=== Directions for this task ===
Read the lines that follow and pick out every one containing the word "press".

=== Data for the task ===
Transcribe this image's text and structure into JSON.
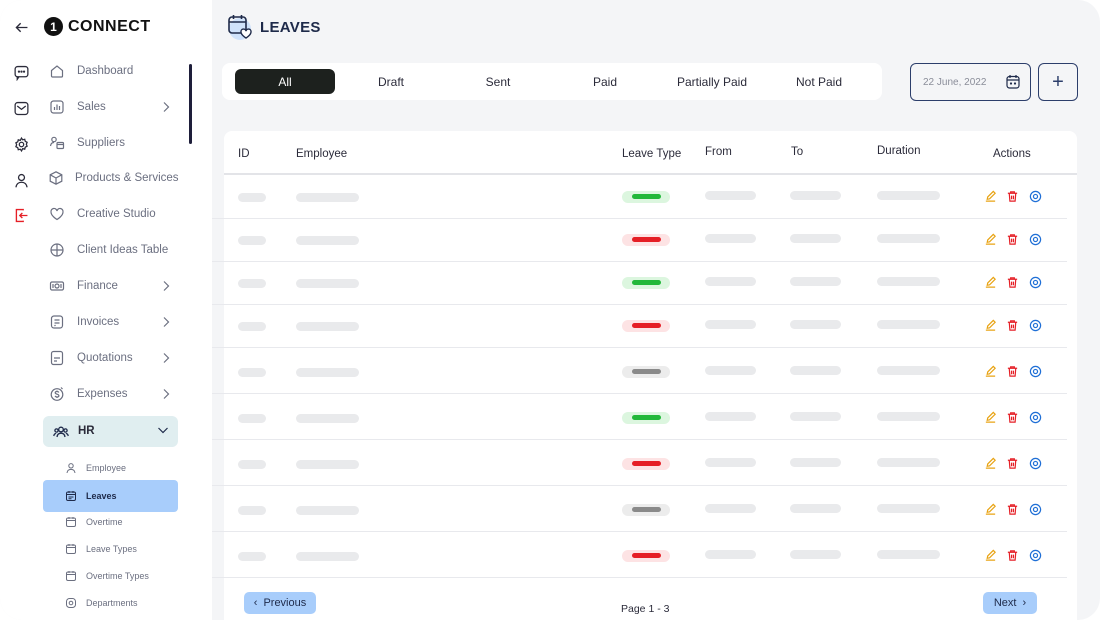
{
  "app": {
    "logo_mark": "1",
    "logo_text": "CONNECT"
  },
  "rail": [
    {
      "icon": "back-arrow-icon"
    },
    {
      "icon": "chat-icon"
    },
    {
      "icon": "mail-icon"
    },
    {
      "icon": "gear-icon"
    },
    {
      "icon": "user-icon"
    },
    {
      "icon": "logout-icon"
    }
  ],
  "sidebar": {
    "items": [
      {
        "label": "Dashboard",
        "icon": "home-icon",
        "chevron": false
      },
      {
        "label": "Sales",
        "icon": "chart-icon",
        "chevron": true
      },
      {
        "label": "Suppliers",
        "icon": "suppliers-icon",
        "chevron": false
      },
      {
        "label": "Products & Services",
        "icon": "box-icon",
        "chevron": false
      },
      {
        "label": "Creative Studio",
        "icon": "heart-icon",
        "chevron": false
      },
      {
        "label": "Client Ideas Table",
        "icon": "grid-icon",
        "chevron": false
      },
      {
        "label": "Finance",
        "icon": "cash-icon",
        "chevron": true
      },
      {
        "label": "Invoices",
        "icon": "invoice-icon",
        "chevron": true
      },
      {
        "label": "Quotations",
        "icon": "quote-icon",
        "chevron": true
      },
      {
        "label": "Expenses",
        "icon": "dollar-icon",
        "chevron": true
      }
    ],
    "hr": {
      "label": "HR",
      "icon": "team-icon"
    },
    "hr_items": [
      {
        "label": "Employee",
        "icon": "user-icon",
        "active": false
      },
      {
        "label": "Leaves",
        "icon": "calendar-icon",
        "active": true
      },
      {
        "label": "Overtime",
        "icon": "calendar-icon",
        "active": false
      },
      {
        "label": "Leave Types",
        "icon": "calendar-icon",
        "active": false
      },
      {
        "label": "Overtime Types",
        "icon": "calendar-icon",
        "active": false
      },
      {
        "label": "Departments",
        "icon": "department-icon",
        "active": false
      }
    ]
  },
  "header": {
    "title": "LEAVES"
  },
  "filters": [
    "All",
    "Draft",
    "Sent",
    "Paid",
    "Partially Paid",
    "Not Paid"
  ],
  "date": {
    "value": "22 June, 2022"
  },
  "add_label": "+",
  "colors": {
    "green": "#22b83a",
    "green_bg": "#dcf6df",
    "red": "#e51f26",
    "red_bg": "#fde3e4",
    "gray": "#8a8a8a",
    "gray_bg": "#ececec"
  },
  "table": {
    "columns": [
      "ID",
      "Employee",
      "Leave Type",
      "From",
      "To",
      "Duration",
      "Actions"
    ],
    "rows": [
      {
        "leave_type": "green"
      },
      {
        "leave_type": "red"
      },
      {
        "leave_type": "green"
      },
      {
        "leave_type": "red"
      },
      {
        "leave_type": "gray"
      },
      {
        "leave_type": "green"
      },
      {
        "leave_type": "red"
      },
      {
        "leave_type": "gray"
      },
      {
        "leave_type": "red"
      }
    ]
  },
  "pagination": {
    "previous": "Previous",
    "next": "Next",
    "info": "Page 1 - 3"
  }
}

---

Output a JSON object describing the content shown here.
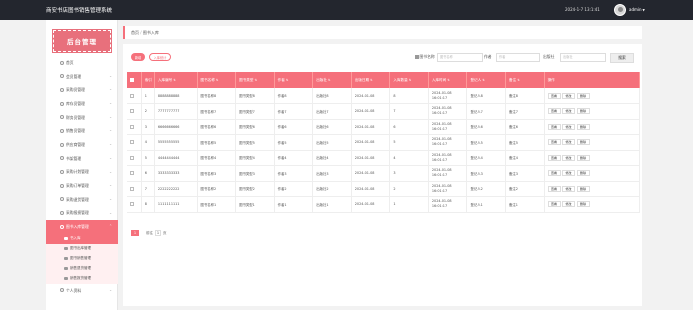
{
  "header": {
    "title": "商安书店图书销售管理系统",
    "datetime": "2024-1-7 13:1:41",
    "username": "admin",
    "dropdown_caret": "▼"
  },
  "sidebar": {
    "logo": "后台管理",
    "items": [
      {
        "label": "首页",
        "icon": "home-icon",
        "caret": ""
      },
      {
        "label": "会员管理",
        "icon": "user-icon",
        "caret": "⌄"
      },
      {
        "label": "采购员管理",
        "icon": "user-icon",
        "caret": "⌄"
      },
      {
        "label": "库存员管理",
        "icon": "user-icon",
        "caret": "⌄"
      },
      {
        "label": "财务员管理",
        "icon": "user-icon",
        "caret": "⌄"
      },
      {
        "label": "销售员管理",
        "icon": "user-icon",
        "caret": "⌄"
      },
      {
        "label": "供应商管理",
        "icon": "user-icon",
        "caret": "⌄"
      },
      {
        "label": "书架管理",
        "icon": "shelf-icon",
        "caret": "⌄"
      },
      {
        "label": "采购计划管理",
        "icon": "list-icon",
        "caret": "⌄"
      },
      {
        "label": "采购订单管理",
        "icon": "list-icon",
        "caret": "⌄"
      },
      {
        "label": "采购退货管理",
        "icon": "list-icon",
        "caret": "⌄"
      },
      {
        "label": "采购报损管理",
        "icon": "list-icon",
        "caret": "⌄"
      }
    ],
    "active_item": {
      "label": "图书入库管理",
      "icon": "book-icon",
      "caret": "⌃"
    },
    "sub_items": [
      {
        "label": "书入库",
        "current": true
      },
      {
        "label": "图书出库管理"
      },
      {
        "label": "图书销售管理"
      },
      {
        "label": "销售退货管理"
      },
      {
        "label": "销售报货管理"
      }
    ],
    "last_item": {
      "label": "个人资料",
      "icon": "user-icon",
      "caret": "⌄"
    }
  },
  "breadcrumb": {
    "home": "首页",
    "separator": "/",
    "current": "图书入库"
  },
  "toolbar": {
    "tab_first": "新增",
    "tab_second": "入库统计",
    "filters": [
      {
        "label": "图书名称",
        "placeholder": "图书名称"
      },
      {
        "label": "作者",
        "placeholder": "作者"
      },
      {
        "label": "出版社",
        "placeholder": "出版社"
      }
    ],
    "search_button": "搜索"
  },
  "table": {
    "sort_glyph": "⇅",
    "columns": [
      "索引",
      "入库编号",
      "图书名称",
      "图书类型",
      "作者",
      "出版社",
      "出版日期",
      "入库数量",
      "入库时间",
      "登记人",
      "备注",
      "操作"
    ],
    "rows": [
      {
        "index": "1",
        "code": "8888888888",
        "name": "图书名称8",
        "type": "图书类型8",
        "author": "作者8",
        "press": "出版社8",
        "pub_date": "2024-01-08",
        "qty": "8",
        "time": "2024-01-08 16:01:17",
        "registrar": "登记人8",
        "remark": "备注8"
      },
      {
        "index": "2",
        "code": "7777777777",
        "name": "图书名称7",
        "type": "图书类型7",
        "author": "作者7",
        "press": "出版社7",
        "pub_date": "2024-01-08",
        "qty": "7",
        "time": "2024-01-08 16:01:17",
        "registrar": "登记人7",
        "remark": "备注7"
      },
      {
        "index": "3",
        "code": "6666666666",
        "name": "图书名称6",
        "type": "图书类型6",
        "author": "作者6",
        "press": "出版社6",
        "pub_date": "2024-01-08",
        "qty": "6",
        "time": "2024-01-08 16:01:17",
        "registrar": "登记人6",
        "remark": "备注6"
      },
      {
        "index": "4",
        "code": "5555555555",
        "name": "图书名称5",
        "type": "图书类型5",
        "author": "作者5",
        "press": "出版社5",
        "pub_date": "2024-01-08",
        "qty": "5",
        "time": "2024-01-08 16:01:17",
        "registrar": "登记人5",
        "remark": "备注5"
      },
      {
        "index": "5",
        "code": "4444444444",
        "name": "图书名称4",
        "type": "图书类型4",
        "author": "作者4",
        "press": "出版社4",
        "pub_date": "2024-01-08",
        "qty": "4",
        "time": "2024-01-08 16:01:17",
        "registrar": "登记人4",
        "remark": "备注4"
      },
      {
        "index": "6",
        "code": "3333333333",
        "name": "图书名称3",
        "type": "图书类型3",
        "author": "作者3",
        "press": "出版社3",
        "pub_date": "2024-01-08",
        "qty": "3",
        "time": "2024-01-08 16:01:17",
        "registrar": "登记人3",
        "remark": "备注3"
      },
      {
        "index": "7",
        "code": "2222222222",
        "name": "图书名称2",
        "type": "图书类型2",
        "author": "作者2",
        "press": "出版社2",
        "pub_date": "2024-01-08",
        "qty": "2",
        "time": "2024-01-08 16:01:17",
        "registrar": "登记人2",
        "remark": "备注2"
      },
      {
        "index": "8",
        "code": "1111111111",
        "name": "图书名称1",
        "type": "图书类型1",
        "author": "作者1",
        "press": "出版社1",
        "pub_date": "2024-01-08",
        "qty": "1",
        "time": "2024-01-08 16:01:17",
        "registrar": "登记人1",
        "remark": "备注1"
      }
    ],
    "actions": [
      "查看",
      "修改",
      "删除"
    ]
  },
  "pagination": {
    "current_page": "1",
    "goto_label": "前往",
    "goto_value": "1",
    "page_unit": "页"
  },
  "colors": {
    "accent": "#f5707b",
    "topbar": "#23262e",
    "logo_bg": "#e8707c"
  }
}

=== Exercise solution ===
        "press": "出版社8",
        "press": "出版社7",
        "press": "出版社6",
        "press": "出版社5",
        "press": "出版社4",
        "press": "出版社3",
        "press": "出版社2",
        "press": "出版社1",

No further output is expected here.